[begin Available data]

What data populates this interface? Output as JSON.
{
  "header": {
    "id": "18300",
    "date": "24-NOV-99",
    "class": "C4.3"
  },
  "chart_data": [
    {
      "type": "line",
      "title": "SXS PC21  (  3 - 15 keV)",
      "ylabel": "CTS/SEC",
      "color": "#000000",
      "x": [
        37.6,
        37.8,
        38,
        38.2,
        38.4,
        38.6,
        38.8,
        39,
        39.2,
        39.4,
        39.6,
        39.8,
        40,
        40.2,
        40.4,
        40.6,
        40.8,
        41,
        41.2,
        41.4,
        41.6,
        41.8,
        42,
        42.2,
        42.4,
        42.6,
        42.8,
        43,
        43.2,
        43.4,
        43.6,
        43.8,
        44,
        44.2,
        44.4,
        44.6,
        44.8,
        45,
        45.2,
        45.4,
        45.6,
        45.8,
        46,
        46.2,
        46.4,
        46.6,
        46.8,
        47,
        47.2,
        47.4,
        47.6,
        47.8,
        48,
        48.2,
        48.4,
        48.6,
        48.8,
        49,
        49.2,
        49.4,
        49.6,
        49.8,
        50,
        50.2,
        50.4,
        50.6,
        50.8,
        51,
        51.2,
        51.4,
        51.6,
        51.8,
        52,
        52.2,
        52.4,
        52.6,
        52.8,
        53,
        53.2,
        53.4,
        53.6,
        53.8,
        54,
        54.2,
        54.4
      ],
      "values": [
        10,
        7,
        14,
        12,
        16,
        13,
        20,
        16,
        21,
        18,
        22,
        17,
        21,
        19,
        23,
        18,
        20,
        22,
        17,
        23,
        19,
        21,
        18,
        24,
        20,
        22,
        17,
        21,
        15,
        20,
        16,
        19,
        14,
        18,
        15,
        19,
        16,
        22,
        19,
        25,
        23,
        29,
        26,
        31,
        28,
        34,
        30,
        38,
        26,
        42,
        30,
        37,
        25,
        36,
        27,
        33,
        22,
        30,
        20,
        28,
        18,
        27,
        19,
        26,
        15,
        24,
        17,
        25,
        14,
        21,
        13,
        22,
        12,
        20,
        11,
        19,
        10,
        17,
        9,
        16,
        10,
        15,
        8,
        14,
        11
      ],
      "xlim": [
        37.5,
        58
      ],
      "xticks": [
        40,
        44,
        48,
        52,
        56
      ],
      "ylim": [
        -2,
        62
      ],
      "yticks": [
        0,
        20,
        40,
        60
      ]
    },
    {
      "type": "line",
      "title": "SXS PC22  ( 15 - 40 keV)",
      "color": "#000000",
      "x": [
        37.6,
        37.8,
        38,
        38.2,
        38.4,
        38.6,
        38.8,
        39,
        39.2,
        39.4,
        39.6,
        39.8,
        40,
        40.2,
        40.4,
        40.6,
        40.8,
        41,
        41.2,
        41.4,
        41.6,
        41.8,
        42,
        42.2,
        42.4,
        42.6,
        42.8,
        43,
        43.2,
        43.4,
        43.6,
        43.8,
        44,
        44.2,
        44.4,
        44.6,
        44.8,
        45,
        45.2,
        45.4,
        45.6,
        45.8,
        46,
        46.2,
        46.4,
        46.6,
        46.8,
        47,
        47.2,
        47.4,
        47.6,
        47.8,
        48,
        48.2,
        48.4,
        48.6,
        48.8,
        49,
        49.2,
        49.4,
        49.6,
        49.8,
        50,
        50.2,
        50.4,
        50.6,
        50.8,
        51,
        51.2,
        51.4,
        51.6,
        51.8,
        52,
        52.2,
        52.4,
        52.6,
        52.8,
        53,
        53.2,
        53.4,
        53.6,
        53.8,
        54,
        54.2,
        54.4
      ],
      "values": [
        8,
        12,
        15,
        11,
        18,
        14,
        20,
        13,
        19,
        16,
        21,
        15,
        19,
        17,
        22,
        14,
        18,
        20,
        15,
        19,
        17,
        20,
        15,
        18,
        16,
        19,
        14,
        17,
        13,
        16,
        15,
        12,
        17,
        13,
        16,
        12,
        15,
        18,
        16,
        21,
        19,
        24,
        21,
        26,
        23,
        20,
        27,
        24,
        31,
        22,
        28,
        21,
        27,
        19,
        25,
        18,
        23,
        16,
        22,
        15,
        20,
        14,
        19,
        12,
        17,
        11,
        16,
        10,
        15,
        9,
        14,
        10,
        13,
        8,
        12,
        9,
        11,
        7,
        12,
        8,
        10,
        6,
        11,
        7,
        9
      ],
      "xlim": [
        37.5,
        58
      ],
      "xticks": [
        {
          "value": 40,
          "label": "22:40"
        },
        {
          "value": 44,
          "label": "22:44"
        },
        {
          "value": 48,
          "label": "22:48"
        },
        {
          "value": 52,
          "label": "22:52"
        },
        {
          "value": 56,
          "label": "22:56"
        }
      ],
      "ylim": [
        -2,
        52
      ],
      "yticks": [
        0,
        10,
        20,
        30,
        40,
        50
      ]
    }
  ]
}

[end Available data]

Retype the whole listing, matching it exactly.

The result:
What data populates this interface? Output as JSON.
{
  "header": {
    "id": "18300",
    "date": "24-NOV-99",
    "class": "C4.3"
  },
  "chart_data": [
    {
      "type": "line",
      "title": "SXS PC21  (  3 - 15 keV)",
      "ylabel": "CTS/SEC",
      "color": "#000000",
      "x": [
        37.6,
        37.8,
        38,
        38.2,
        38.4,
        38.6,
        38.8,
        39,
        39.2,
        39.4,
        39.6,
        39.8,
        40,
        40.2,
        40.4,
        40.6,
        40.8,
        41,
        41.2,
        41.4,
        41.6,
        41.8,
        42,
        42.2,
        42.4,
        42.6,
        42.8,
        43,
        43.2,
        43.4,
        43.6,
        43.8,
        44,
        44.2,
        44.4,
        44.6,
        44.8,
        45,
        45.2,
        45.4,
        45.6,
        45.8,
        46,
        46.2,
        46.4,
        46.6,
        46.8,
        47,
        47.2,
        47.4,
        47.6,
        47.8,
        48,
        48.2,
        48.4,
        48.6,
        48.8,
        49,
        49.2,
        49.4,
        49.6,
        49.8,
        50,
        50.2,
        50.4,
        50.6,
        50.8,
        51,
        51.2,
        51.4,
        51.6,
        51.8,
        52,
        52.2,
        52.4,
        52.6,
        52.8,
        53,
        53.2,
        53.4,
        53.6,
        53.8,
        54,
        54.2,
        54.4
      ],
      "values": [
        10,
        7,
        14,
        12,
        16,
        13,
        20,
        16,
        21,
        18,
        22,
        17,
        21,
        19,
        23,
        18,
        20,
        22,
        17,
        23,
        19,
        21,
        18,
        24,
        20,
        22,
        17,
        21,
        15,
        20,
        16,
        19,
        14,
        18,
        15,
        19,
        16,
        22,
        19,
        25,
        23,
        29,
        26,
        31,
        28,
        34,
        30,
        38,
        26,
        42,
        30,
        37,
        25,
        36,
        27,
        33,
        22,
        30,
        20,
        28,
        18,
        27,
        19,
        26,
        15,
        24,
        17,
        25,
        14,
        21,
        13,
        22,
        12,
        20,
        11,
        19,
        10,
        17,
        9,
        16,
        10,
        15,
        8,
        14,
        11
      ],
      "xlim": [
        37.5,
        58
      ],
      "xticks": [
        40,
        44,
        48,
        52,
        56
      ],
      "ylim": [
        -2,
        62
      ],
      "yticks": [
        0,
        20,
        40,
        60
      ]
    },
    {
      "type": "line",
      "title": "SXS PC22  ( 15 - 40 keV)",
      "color": "#000000",
      "x": [
        37.6,
        37.8,
        38,
        38.2,
        38.4,
        38.6,
        38.8,
        39,
        39.2,
        39.4,
        39.6,
        39.8,
        40,
        40.2,
        40.4,
        40.6,
        40.8,
        41,
        41.2,
        41.4,
        41.6,
        41.8,
        42,
        42.2,
        42.4,
        42.6,
        42.8,
        43,
        43.2,
        43.4,
        43.6,
        43.8,
        44,
        44.2,
        44.4,
        44.6,
        44.8,
        45,
        45.2,
        45.4,
        45.6,
        45.8,
        46,
        46.2,
        46.4,
        46.6,
        46.8,
        47,
        47.2,
        47.4,
        47.6,
        47.8,
        48,
        48.2,
        48.4,
        48.6,
        48.8,
        49,
        49.2,
        49.4,
        49.6,
        49.8,
        50,
        50.2,
        50.4,
        50.6,
        50.8,
        51,
        51.2,
        51.4,
        51.6,
        51.8,
        52,
        52.2,
        52.4,
        52.6,
        52.8,
        53,
        53.2,
        53.4,
        53.6,
        53.8,
        54,
        54.2,
        54.4
      ],
      "values": [
        8,
        12,
        15,
        11,
        18,
        14,
        20,
        13,
        19,
        16,
        21,
        15,
        19,
        17,
        22,
        14,
        18,
        20,
        15,
        19,
        17,
        20,
        15,
        18,
        16,
        19,
        14,
        17,
        13,
        16,
        15,
        12,
        17,
        13,
        16,
        12,
        15,
        18,
        16,
        21,
        19,
        24,
        21,
        26,
        23,
        20,
        27,
        24,
        31,
        22,
        28,
        21,
        27,
        19,
        25,
        18,
        23,
        16,
        22,
        15,
        20,
        14,
        19,
        12,
        17,
        11,
        16,
        10,
        15,
        9,
        14,
        10,
        13,
        8,
        12,
        9,
        11,
        7,
        12,
        8,
        10,
        6,
        11,
        7,
        9
      ],
      "xlim": [
        37.5,
        58
      ],
      "xticks": [
        {
          "value": 40,
          "label": "22:40"
        },
        {
          "value": 44,
          "label": "22:44"
        },
        {
          "value": 48,
          "label": "22:48"
        },
        {
          "value": 52,
          "label": "22:52"
        },
        {
          "value": 56,
          "label": "22:56"
        }
      ],
      "ylim": [
        -2,
        52
      ],
      "yticks": [
        0,
        10,
        20,
        30,
        40,
        50
      ]
    }
  ]
}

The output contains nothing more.